* [What the exercise asks]:
Go through the entries below and count the lines holding the word "移多补少". Reply with only the number, please.

* [Available records]:
◇ ◇ ◇ ◇ ◇

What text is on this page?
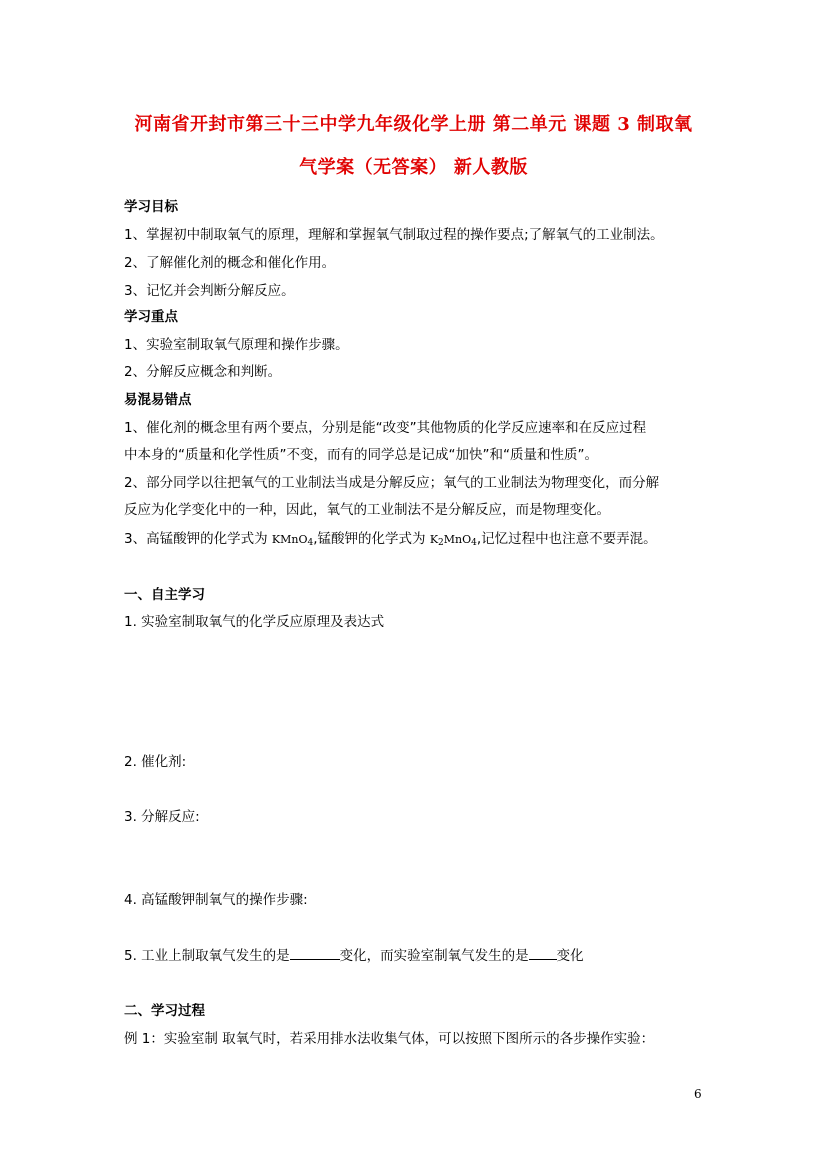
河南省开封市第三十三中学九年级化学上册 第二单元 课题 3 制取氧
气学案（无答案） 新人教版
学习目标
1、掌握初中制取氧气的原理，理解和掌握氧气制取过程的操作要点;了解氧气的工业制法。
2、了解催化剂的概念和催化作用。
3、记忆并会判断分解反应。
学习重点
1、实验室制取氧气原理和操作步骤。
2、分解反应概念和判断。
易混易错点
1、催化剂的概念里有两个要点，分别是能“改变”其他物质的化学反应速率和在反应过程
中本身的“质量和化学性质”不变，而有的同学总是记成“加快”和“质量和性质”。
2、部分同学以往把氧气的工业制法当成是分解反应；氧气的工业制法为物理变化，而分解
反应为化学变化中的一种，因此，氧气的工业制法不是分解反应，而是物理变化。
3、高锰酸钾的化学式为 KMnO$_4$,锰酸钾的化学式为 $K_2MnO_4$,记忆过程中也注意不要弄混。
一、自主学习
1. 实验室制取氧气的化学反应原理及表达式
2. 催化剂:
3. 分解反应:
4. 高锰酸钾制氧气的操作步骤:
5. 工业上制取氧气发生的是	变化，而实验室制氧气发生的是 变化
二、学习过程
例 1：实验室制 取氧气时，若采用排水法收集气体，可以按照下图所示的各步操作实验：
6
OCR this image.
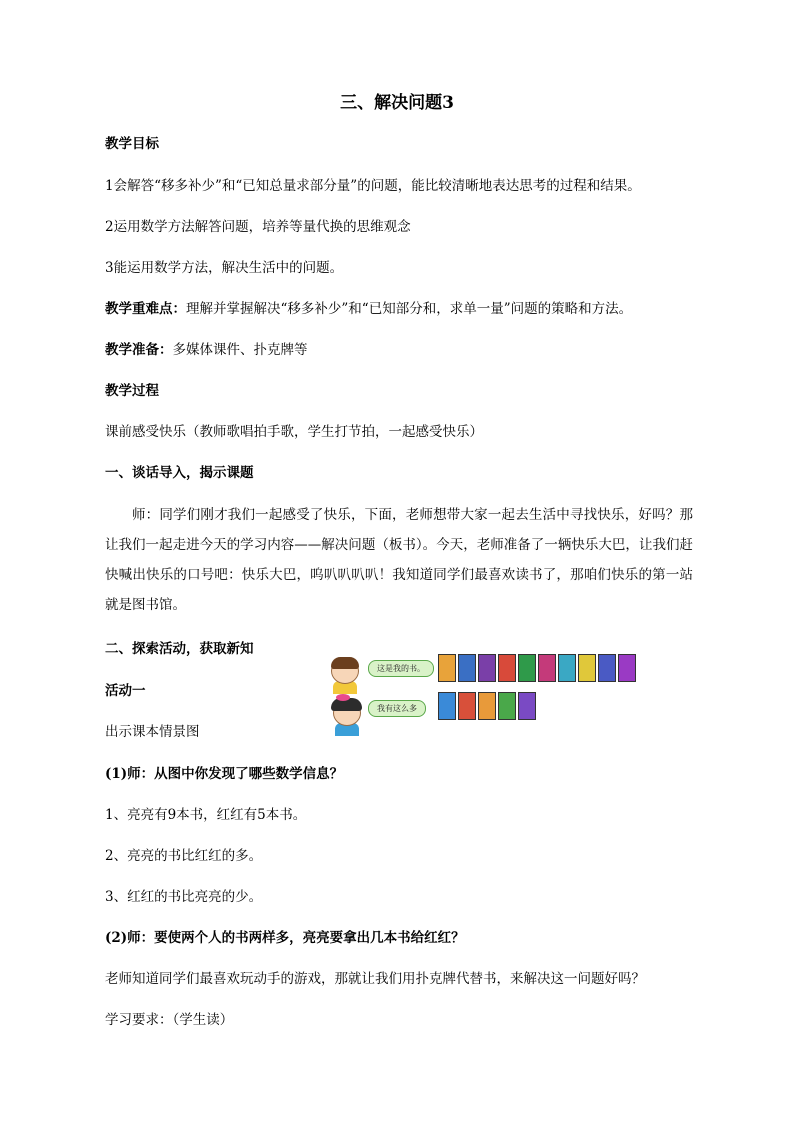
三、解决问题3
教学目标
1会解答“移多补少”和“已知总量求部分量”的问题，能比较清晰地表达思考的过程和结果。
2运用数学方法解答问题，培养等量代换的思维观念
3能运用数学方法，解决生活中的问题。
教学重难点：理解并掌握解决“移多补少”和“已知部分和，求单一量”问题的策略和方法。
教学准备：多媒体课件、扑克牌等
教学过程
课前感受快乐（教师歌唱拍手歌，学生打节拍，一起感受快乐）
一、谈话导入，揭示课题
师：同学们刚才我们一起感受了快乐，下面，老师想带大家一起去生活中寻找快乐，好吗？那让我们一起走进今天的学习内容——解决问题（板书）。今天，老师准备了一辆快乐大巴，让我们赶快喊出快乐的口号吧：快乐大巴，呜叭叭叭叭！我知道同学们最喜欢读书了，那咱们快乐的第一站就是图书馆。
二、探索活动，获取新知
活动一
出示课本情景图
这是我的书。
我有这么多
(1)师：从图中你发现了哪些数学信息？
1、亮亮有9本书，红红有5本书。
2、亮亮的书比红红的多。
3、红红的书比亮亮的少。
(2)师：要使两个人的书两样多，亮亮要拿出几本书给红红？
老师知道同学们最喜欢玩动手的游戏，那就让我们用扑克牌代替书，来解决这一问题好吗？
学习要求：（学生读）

◇ ◇ ◇ ◇ ◇

* [Answer to the task]:
2